• PROBLEM TO WORK ON: Show each line of the data below that has the string "Elements" in it.

----- RECORDS SHOWN

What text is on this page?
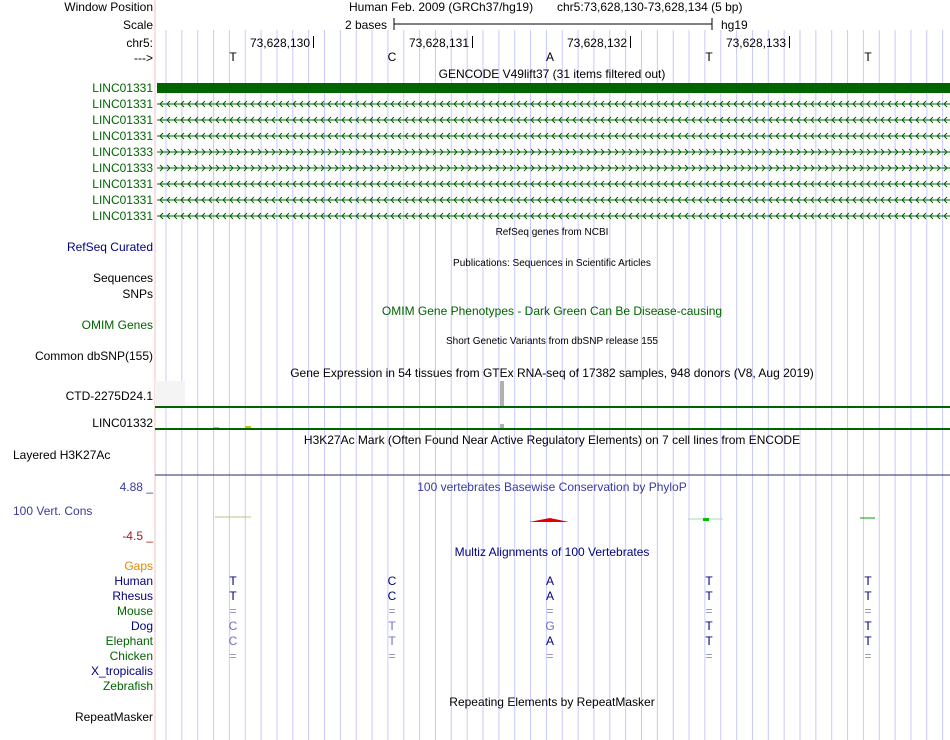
Window Position
Scale
chr5:
--->
Human Feb. 2009 (GRCh37/hg19) chr5:73,628,130-73,628,134 (5 bp)
2 bases	hg19
73,628,130	73,628,131	73,628,132	73,628,133
T	C	A	T	T
GENCODE V49lift37 (31 items filtered out)
LINC01331
LINC01331
LINC01331
LINC01331
LINC01333
LINC01333
LINC01331
LINC01331
LINC01331
RefSeq genes from NCBI
RefSeq Curated
Publications: Sequences in Scientific Articles
Sequences
SNPs
OMIM Gene Phenotypes - Dark Green Can Be Disease-causing
OMIM Genes
Short Genetic Variants from dbSNP release 155
Common dbSNP(155)
Gene Expression in 54 tissues from GTEx RNA-seq of 17382 samples, 948 donors (V8, Aug 2019)
CTD-2275D24.1
LINC01332
H3K27Ac Mark (Often Found Near Active Regulatory Elements) on 7 cell lines from ENCODE
Layered H3K27Ac
100 vertebrates Basewise Conservation by PhyloP
4.88 _
100 Vert. Cons
-4.5 _
Multiz Alignments of 100 Vertebrates
Gaps
Human	T	C	A	T	T
Rhesus	T	C	A	T	T
Mouse	=	=	=	=	=
Dog	C	T	G	T	T
Elephant	C	T	A	T	T
Chicken	=	=	=	=	=
X_tropicalis
Zebrafish
Repeating Elements by RepeatMasker
RepeatMasker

----------

• RESPONSE TO THE TASK:
H3K27Ac Mark (Often Found Near Active Regulatory Elements) on 7 cell lines from ENCODE
Repeating Elements by RepeatMasker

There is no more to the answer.